**Supplied material:**
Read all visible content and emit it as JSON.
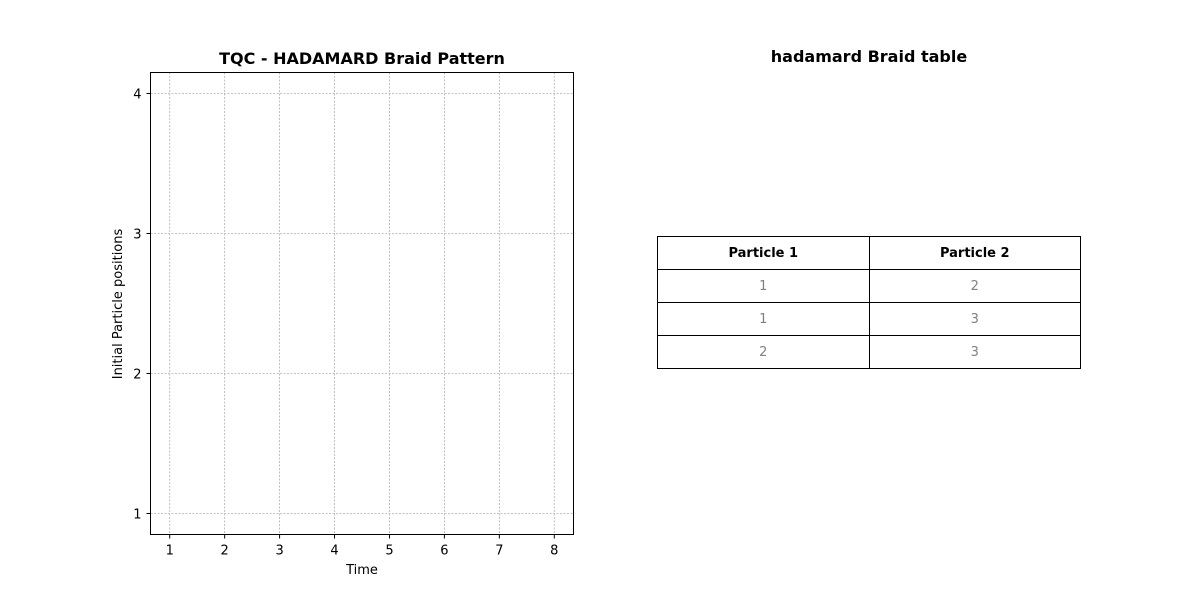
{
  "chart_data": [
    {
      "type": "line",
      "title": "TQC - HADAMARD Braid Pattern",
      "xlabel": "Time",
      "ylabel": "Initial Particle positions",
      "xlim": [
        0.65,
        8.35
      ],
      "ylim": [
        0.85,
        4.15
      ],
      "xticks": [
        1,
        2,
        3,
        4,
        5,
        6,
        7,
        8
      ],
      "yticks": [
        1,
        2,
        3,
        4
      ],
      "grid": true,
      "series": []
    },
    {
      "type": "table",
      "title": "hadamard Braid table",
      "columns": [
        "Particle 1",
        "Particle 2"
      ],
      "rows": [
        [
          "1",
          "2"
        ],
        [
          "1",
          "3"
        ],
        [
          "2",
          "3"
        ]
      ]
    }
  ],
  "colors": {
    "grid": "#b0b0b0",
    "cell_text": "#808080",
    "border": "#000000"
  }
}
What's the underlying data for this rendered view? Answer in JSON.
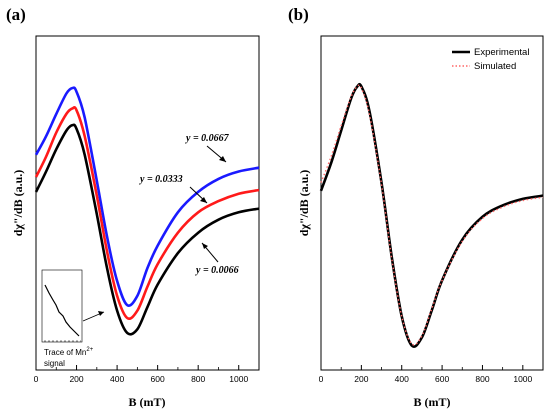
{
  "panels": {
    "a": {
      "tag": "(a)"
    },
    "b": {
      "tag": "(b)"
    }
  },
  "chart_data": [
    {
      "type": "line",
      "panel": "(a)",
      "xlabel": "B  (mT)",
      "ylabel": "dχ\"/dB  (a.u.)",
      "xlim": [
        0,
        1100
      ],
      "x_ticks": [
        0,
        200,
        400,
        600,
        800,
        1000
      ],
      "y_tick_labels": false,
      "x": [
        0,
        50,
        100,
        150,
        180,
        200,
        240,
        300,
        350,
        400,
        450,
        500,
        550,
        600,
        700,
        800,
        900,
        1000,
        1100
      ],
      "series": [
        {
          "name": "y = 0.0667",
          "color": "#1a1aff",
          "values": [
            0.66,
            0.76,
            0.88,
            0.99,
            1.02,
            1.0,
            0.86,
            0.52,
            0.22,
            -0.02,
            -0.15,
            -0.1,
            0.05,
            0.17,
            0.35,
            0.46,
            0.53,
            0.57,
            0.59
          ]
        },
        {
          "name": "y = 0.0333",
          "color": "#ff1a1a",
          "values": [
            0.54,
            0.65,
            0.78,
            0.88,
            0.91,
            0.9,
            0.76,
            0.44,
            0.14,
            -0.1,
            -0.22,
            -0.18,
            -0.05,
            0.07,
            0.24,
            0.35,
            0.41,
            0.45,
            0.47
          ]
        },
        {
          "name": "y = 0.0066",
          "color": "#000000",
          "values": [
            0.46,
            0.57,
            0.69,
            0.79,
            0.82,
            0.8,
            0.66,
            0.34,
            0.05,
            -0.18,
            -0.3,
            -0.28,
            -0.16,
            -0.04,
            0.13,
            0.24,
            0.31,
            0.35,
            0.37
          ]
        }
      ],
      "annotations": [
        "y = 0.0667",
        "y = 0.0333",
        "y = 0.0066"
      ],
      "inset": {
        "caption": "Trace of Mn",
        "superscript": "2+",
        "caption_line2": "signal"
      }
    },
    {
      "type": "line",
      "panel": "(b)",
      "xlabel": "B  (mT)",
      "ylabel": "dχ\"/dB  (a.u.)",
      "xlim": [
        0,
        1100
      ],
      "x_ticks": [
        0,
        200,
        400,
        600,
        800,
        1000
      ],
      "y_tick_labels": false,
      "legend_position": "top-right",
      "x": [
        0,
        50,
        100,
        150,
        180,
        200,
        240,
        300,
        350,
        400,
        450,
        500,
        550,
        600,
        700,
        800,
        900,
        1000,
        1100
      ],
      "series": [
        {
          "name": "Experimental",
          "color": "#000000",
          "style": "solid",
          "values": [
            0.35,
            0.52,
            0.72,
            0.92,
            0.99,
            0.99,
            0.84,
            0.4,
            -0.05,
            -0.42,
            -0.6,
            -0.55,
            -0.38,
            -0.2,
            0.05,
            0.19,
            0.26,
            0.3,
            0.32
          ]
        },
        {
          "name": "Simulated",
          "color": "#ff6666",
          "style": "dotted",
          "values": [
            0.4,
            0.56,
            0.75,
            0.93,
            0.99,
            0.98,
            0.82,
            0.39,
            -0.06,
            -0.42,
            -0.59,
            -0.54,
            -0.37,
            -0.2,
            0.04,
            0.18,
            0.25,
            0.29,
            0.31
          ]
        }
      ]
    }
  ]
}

==

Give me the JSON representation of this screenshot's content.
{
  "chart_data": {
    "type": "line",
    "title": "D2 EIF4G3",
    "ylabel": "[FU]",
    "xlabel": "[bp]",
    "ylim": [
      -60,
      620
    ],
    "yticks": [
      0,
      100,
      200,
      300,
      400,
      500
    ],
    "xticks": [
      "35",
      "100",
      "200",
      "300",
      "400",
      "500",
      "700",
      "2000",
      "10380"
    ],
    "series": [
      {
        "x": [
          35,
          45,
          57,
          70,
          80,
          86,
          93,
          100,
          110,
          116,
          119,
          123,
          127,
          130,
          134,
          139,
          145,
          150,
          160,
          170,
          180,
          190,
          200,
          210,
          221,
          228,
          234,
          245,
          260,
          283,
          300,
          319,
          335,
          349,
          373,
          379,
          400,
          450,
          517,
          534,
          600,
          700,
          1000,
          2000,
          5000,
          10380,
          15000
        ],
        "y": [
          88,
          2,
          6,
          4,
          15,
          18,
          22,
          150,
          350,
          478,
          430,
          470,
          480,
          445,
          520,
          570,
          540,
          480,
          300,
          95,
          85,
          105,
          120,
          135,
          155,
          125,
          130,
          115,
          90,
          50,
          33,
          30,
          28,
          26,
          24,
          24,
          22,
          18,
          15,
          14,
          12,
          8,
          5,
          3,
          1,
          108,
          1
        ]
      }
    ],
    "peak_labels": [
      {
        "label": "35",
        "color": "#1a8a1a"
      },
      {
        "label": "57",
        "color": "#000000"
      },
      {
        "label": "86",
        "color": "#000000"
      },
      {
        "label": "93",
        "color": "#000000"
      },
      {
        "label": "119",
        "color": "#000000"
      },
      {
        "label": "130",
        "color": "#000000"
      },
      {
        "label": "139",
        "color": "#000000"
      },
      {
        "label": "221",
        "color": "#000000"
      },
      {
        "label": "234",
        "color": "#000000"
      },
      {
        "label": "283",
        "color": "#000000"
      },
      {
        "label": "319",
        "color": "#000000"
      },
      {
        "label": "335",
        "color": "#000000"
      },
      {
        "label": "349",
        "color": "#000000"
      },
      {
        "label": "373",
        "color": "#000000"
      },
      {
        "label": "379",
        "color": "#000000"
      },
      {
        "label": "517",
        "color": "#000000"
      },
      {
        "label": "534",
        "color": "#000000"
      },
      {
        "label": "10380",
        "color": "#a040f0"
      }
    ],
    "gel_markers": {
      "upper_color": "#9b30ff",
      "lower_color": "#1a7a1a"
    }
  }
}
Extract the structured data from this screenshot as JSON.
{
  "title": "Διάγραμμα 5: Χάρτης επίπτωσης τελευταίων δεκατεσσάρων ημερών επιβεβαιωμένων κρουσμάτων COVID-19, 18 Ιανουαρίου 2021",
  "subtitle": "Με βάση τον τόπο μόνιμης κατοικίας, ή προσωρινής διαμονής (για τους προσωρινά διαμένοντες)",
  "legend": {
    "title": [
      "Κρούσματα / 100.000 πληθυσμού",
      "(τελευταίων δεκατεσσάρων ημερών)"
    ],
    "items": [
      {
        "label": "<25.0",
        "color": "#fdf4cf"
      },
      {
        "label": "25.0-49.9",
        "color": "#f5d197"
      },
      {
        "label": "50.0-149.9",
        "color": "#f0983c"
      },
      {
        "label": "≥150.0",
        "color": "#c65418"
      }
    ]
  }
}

**Goal:**
Which lines in the data above contain "xlabel"? Show each one.

**Correct output:**
      "xlabel": "Time",
      "xlabel": "B  (mT)",
      "xlabel": "B  (mT)",
    "xlabel": "[bp]",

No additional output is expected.